[The problem]
The records that follow are to be transcribed in full, without their images.

[Given data]
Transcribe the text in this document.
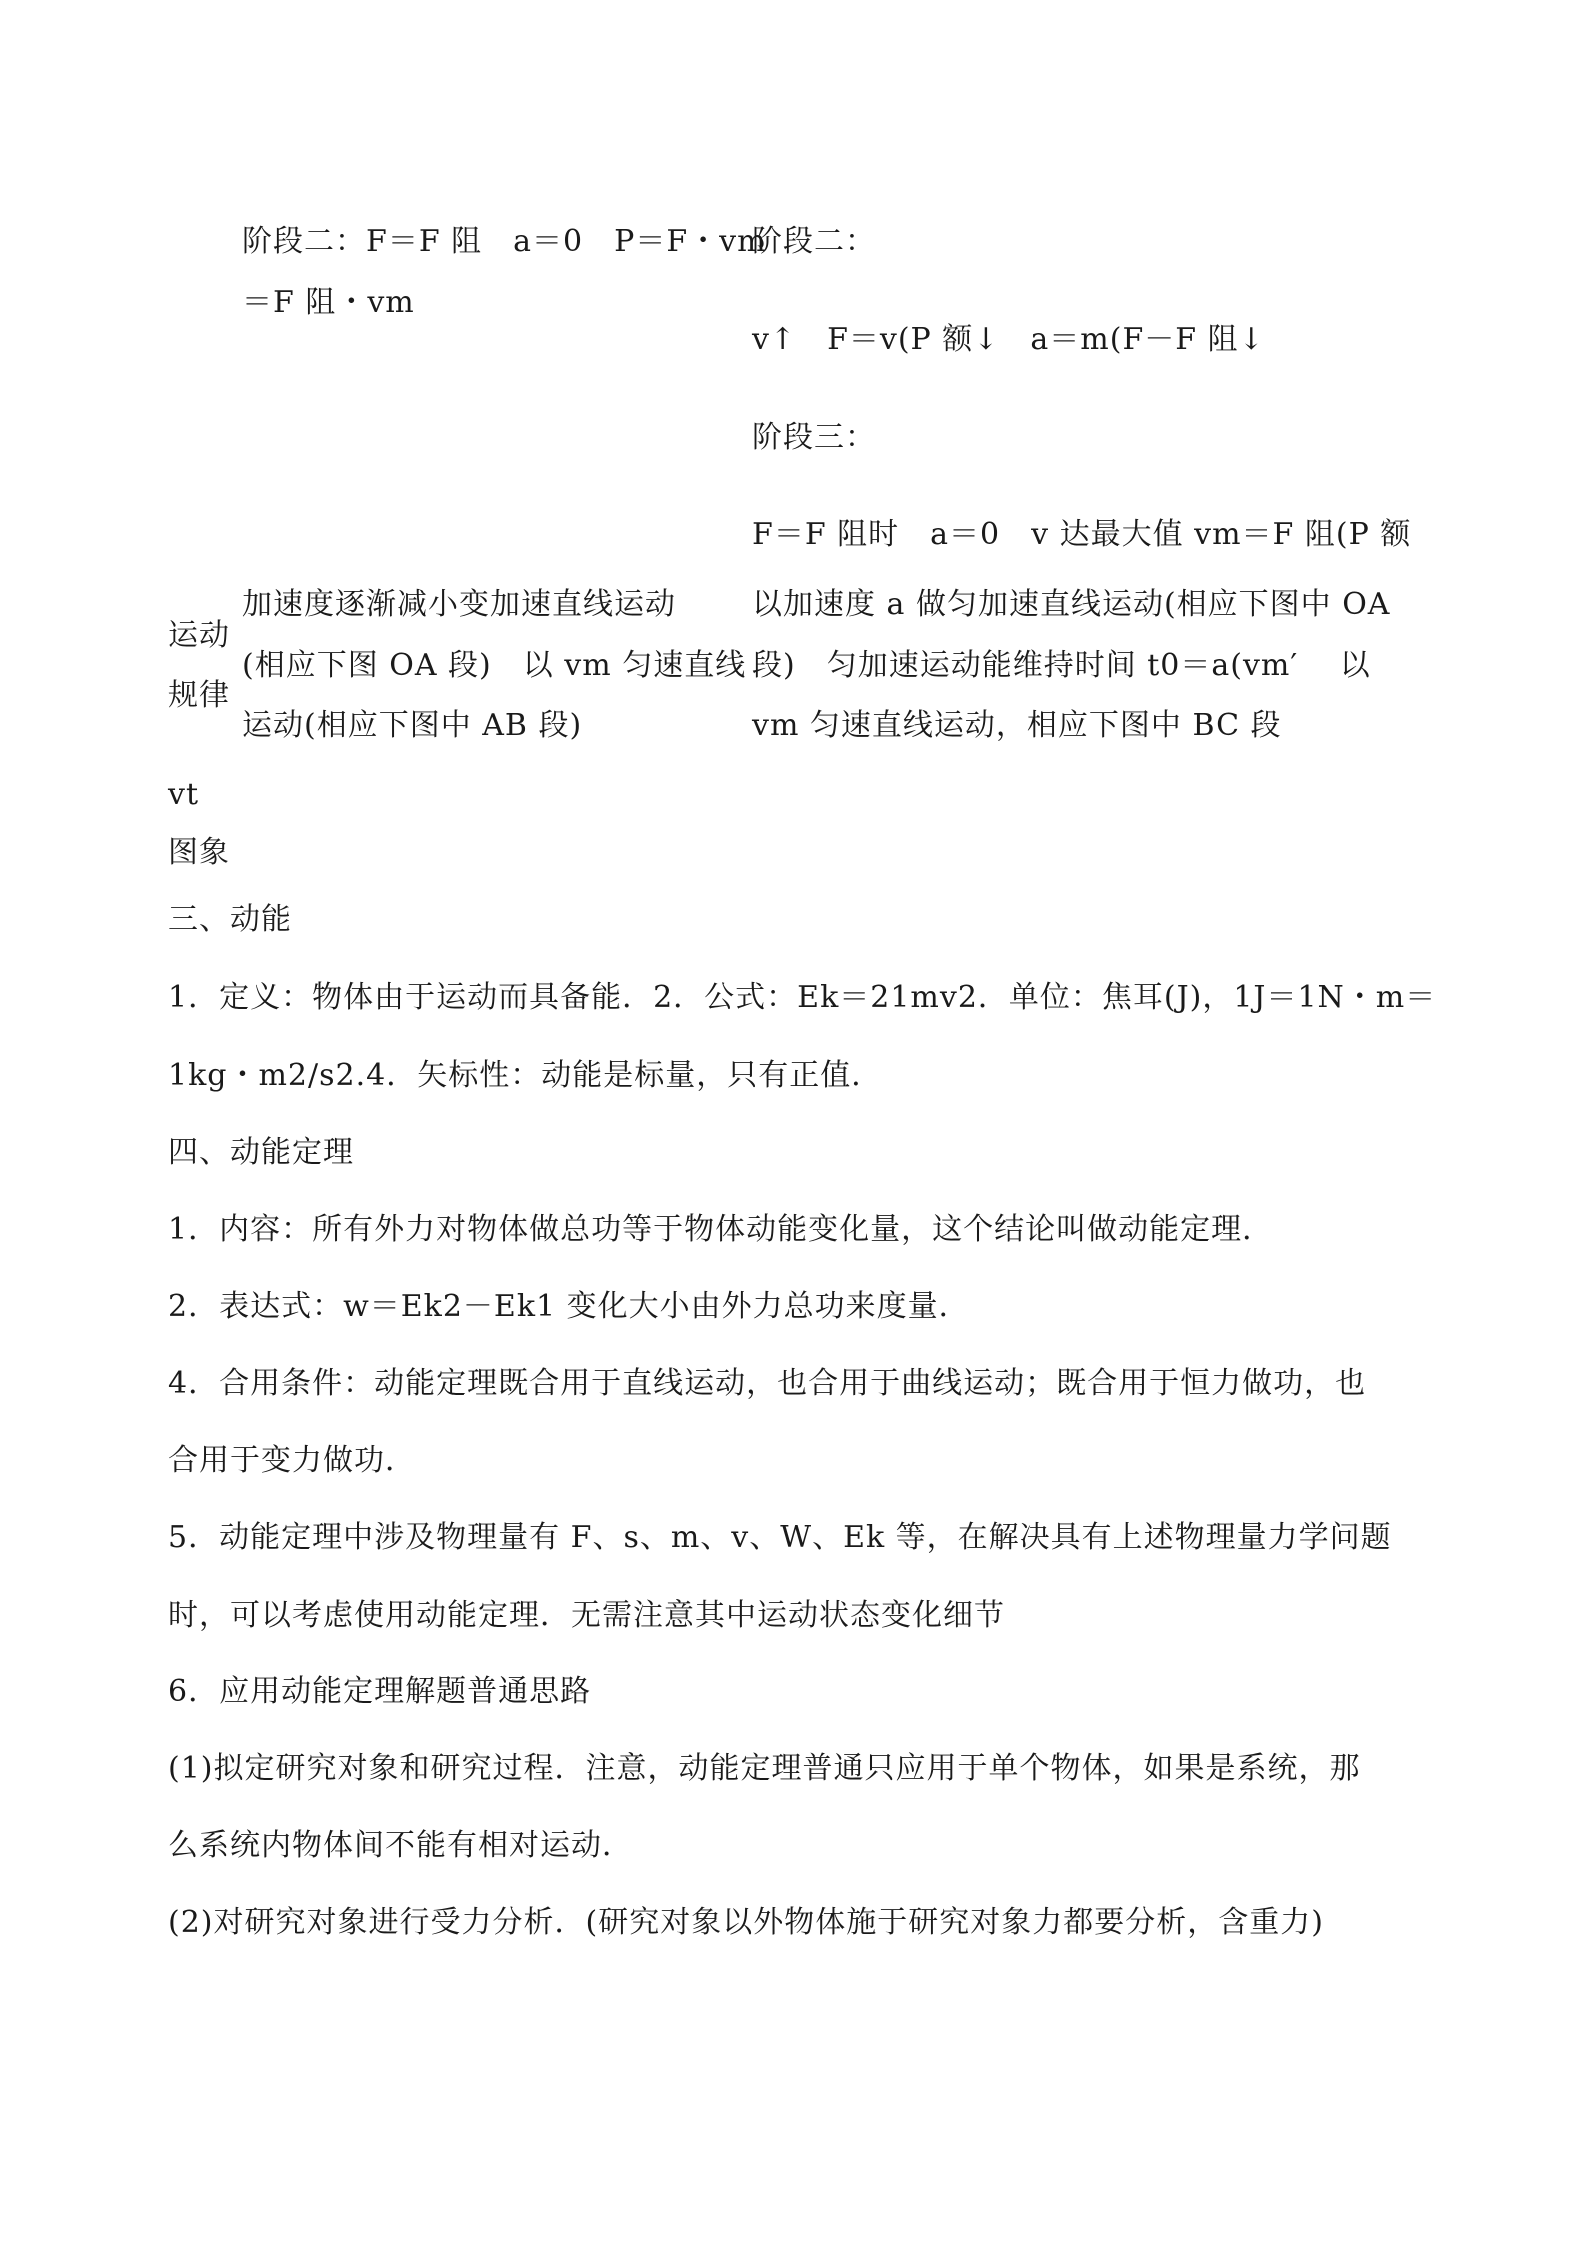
阶段二：F＝F 阻　a＝0　P＝F・vm
＝F 阻・vm
阶段二：
v↑　F＝v(P 额↓　a＝m(F－F 阻↓
阶段三：
F＝F 阻时　a＝0　v 达最大值 vm＝F 阻(P 额
运动
规律
加速度逐渐减小变加速直线运动
(相应下图 OA 段)　以 vm 匀速直线
运动(相应下图中 AB 段)
以加速度 a 做匀加速直线运动(相应下图中 OA
段)　匀加速运动能维持时间 t0＝a(vm′　 以
vm 匀速直线运动，相应下图中 BC 段
vt
图象
三、动能
1．定义：物体由于运动而具备能．2．公式：Ek＝21mv2．单位：焦耳(J)，1J＝1N・m＝
1kg・m2/s2.4．矢标性：动能是标量，只有正值．
四、动能定理
1．内容：所有外力对物体做总功等于物体动能变化量，这个结论叫做动能定理．
2．表达式：w＝Ek2－Ek1 变化大小由外力总功来度量．
4．合用条件：动能定理既合用于直线运动，也合用于曲线运动；既合用于恒力做功，也
合用于变力做功．
5．动能定理中涉及物理量有 F、s、m、v、W、Ek 等，在解决具有上述物理量力学问题
时，可以考虑使用动能定理．无需注意其中运动状态变化细节
6．应用动能定理解题普通思路
(1)拟定研究对象和研究过程．注意，动能定理普通只应用于单个物体，如果是系统，那
么系统内物体间不能有相对运动．
(2)对研究对象进行受力分析．(研究对象以外物体施于研究对象力都要分析，含重力)
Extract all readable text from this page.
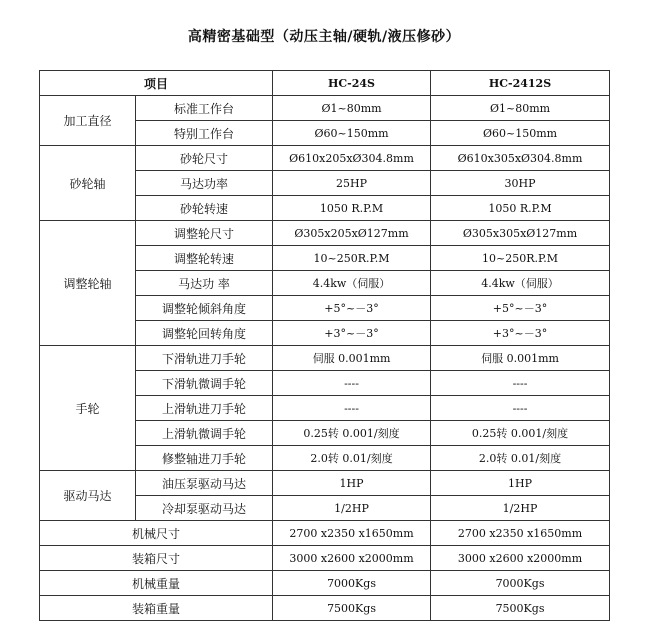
高精密基础型（动压主轴/硬轨/液压修砂）
项目		HC-24S	HC-2412S
加工直径	标准工作台	Ø1~80mm	Ø1~80mm
	特别工作台	Ø60~150mm	Ø60~150mm
砂轮轴	砂轮尺寸	Ø610x205xØ304.8mm	Ø610x305xØ304.8mm
	马达功率	25HP	30HP
	砂轮转速	1050 R.P.M	1050 R.P.M
调整轮轴	调整轮尺寸	Ø305x205xØ127mm	Ø305x305xØ127mm
	调整轮转速	10~250R.P.M	10~250R.P.M
	马达功 率	4.4kw（伺服）	4.4kw（伺服）
	调整轮倾斜角度	+5°~－3°	+5°~－3°
	调整轮回转角度	+3°~－3°	+3°~－3°
手轮	下滑轨进刀手轮	伺服 0.001mm	伺服 0.001mm
	下滑轨微调手轮	----	----
	上滑轨进刀手轮	----	----
	上滑轨微调手轮	0.25转 0.001/刻度	0.25转 0.001/刻度
	修整轴进刀手轮	2.0转 0.01/刻度	2.0转 0.01/刻度
驱动马达	油压泵驱动马达	1HP	1HP
	冷却泵驱动马达	1/2HP	1/2HP
机械尺寸		2700 x2350 x1650mm	2700 x2350 x1650mm
装箱尺寸		3000 x2600 x2000mm	3000 x2600 x2000mm
机械重量		7000Kgs	7000Kgs
装箱重量		7500Kgs	7500Kgs
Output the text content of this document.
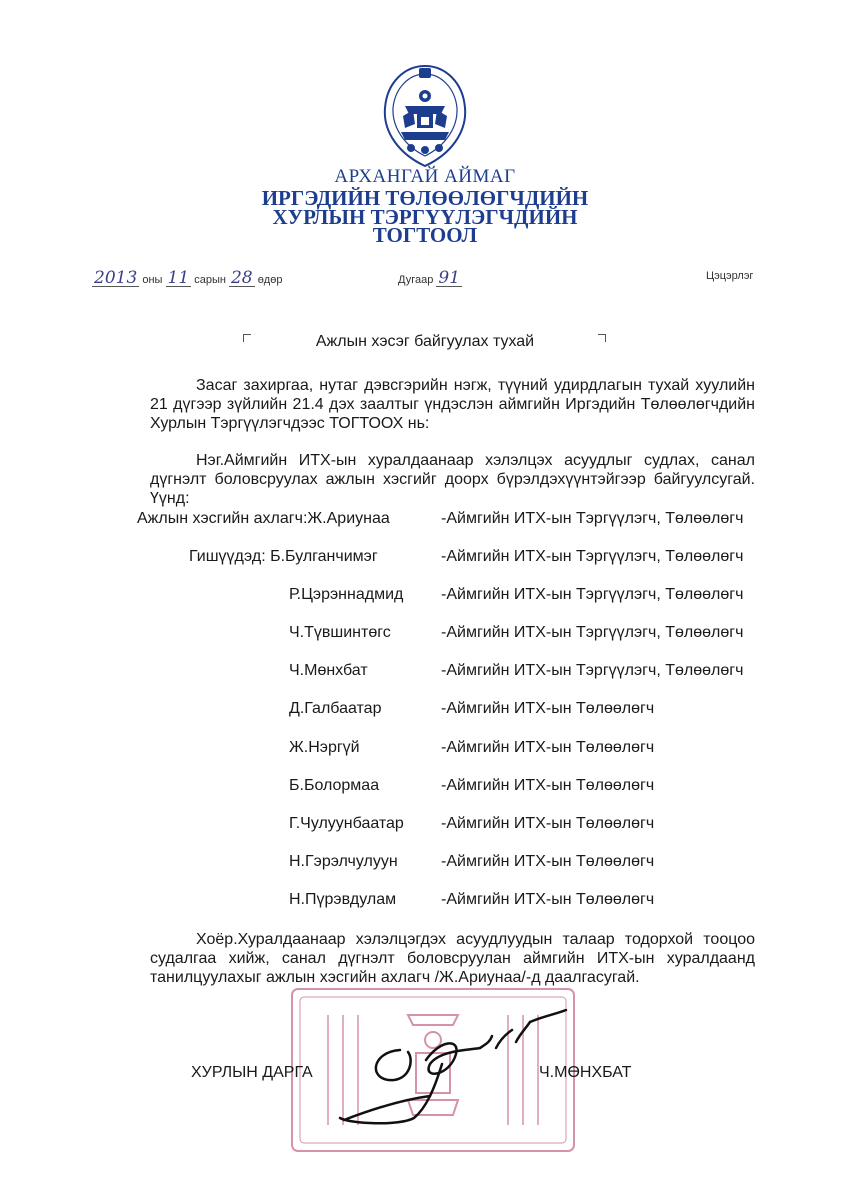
АРХАНГАЙ АЙМАГ
ИРГЭДИЙН ТӨЛӨӨЛӨГЧДИЙН
ХУРЛЫН ТЭРГҮҮЛЭГЧДИЙН
ТОГТООЛ
2013 оны 11 сарын 28 өдөр	Дугаар 91	Цэцэрлэг
Ажлын хэсэг байгуулах тухай
Засаг захиргаа, нутаг дэвсгэрийн нэгж, түүний удирдлагын тухай хуулийн 21 дүгээр зүйлийн 21.4 дэх заалтыг үндэслэн аймгийн Иргэдийн Төлөөлөгчдийн Хурлын Тэргүүлэгчдээс ТОГТООХ нь:
Нэг.Аймгийн ИТХ-ын хуралдаанаар хэлэлцэх асуудлыг судлах, санал дүгнэлт боловсруулах ажлын хэсгийг доорх бүрэлдэхүүнтэйгээр байгуулсугай. Үүнд:
Ажлын хэсгийн ахлагч:Ж.Ариунаа	-Аймгийн ИТХ-ын Тэргүүлэгч, Төлөөлөгч
Гишүүдэд: Б.Булганчимэг	-Аймгийн ИТХ-ын Тэргүүлэгч, Төлөөлөгч
Р.Цэрэннадмид -Аймгийн ИТХ-ын Тэргүүлэгч, Төлөөлөгч
Ч.Түвшинтөгс	-Аймгийн ИТХ-ын Тэргүүлэгч, Төлөөлөгч
Ч.Мөнхбат	-Аймгийн ИТХ-ын Тэргүүлэгч, Төлөөлөгч
Д.Галбаатар	-Аймгийн ИТХ-ын Төлөөлөгч
Ж.Нэргүй	-Аймгийн ИТХ-ын Төлөөлөгч
Б.Болормаа	-Аймгийн ИТХ-ын Төлөөлөгч
Г.Чулуунбаатар -Аймгийн ИТХ-ын Төлөөлөгч
Н.Гэрэлчулуун	-Аймгийн ИТХ-ын Төлөөлөгч
Н.Пүрэвдулам	-Аймгийн ИТХ-ын Төлөөлөгч
Хоёр.Хуралдаанаар хэлэлцэгдэх асуудлуудын талаар тодорхой тооцоо судалгаа хийж, санал дүгнэлт боловсруулан аймгийн ИТХ-ын хуралдаанд танилцуулахыг ажлын хэсгийн ахлагч /Ж.Ариунаа/-д даалгасугай.
ХУРЛЫН ДАРГА	Ч.МӨНХБАТ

[Final result]
Transcribe the text in this document.
阶段二：F＝F 阻　a＝0　P＝F・vm
＝F 阻・vm
阶段二：
v↑　F＝v(P 额↓　a＝m(F－F 阻↓
阶段三：
F＝F 阻时　a＝0　v 达最大值 vm＝F 阻(P 额
运动
规律
加速度逐渐减小变加速直线运动
(相应下图 OA 段)　以 vm 匀速直线
运动(相应下图中 AB 段)
以加速度 a 做匀加速直线运动(相应下图中 OA
段)　匀加速运动能维持时间 t0＝a(vm′　 以
vm 匀速直线运动，相应下图中 BC 段
vt
图象
三、动能
1．定义：物体由于运动而具备能．2．公式：Ek＝21mv2．单位：焦耳(J)，1J＝1N・m＝
1kg・m2/s2.4．矢标性：动能是标量，只有正值．
四、动能定理
1．内容：所有外力对物体做总功等于物体动能变化量，这个结论叫做动能定理．
2．表达式：w＝Ek2－Ek1 变化大小由外力总功来度量．
4．合用条件：动能定理既合用于直线运动，也合用于曲线运动；既合用于恒力做功，也
合用于变力做功．
5．动能定理中涉及物理量有 F、s、m、v、W、Ek 等，在解决具有上述物理量力学问题
时，可以考虑使用动能定理．无需注意其中运动状态变化细节
6．应用动能定理解题普通思路
(1)拟定研究对象和研究过程．注意，动能定理普通只应用于单个物体，如果是系统，那
么系统内物体间不能有相对运动．
(2)对研究对象进行受力分析．(研究对象以外物体施于研究对象力都要分析，含重力)
Extract all readable text from this page.
高精密基础型（动压主轴/硬轨/液压修砂）
项目		HC-24S	HC-2412S
加工直径	标准工作台	Ø1~80mm	Ø1~80mm
	特别工作台	Ø60~150mm	Ø60~150mm
砂轮轴	砂轮尺寸	Ø610x205xØ304.8mm	Ø610x305xØ304.8mm
	马达功率	25HP	30HP
	砂轮转速	1050 R.P.M	1050 R.P.M
调整轮轴	调整轮尺寸	Ø305x205xØ127mm	Ø305x305xØ127mm
	调整轮转速	10~250R.P.M	10~250R.P.M
	马达功 率	4.4kw（伺服）	4.4kw（伺服）
	调整轮倾斜角度	+5°~－3°	+5°~－3°
	调整轮回转角度	+3°~－3°	+3°~－3°
手轮	下滑轨进刀手轮	伺服 0.001mm	伺服 0.001mm
	下滑轨微调手轮	----	----
	上滑轨进刀手轮	----	----
	上滑轨微调手轮	0.25转 0.001/刻度	0.25转 0.001/刻度
	修整轴进刀手轮	2.0转 0.01/刻度	2.0转 0.01/刻度
驱动马达	油压泵驱动马达	1HP	1HP
	冷却泵驱动马达	1/2HP	1/2HP
机械尺寸		2700 x2350 x1650mm	2700 x2350 x1650mm
装箱尺寸		3000 x2600 x2000mm	3000 x2600 x2000mm
机械重量		7000Kgs	7000Kgs
装箱重量		7500Kgs	7500Kgs
Output the text content of this document.
АРХАНГАЙ АЙМАГ
ИРГЭДИЙН ТӨЛӨӨЛӨГЧДИЙН
ХУРЛЫН ТЭРГҮҮЛЭГЧДИЙН
ТОГТООЛ
2013 оны 11 сарын 28 өдөр	Дугаар 91	Цэцэрлэг
Ажлын хэсэг байгуулах тухай
Засаг захиргаа, нутаг дэвсгэрийн нэгж, түүний удирдлагын тухай хуулийн 21 дүгээр зүйлийн 21.4 дэх заалтыг үндэслэн аймгийн Иргэдийн Төлөөлөгчдийн Хурлын Тэргүүлэгчдээс ТОГТООХ нь:
Нэг.Аймгийн ИТХ-ын хуралдаанаар хэлэлцэх асуудлыг судлах, санал дүгнэлт боловсруулах ажлын хэсгийг доорх бүрэлдэхүүнтэйгээр байгуулсугай. Үүнд:
Ажлын хэсгийн ахлагч:Ж.Ариунаа	-Аймгийн ИТХ-ын Тэргүүлэгч, Төлөөлөгч
Гишүүдэд: Б.Булганчимэг	-Аймгийн ИТХ-ын Тэргүүлэгч, Төлөөлөгч
Р.Цэрэннадмид -Аймгийн ИТХ-ын Тэргүүлэгч, Төлөөлөгч
Ч.Түвшинтөгс	-Аймгийн ИТХ-ын Тэргүүлэгч, Төлөөлөгч
Ч.Мөнхбат	-Аймгийн ИТХ-ын Тэргүүлэгч, Төлөөлөгч
Д.Галбаатар	-Аймгийн ИТХ-ын Төлөөлөгч
Ж.Нэргүй	-Аймгийн ИТХ-ын Төлөөлөгч
Б.Болормаа	-Аймгийн ИТХ-ын Төлөөлөгч
Г.Чулуунбаатар -Аймгийн ИТХ-ын Төлөөлөгч
Н.Гэрэлчулуун	-Аймгийн ИТХ-ын Төлөөлөгч
Н.Пүрэвдулам	-Аймгийн ИТХ-ын Төлөөлөгч
Хоёр.Хуралдаанаар хэлэлцэгдэх асуудлуудын талаар тодорхой тооцоо судалгаа хийж, санал дүгнэлт боловсруулан аймгийн ИТХ-ын хуралдаанд танилцуулахыг ажлын хэсгийн ахлагч /Ж.Ариунаа/-д даалгасугай.
ХУРЛЫН ДАРГА	Ч.МӨНХБАТ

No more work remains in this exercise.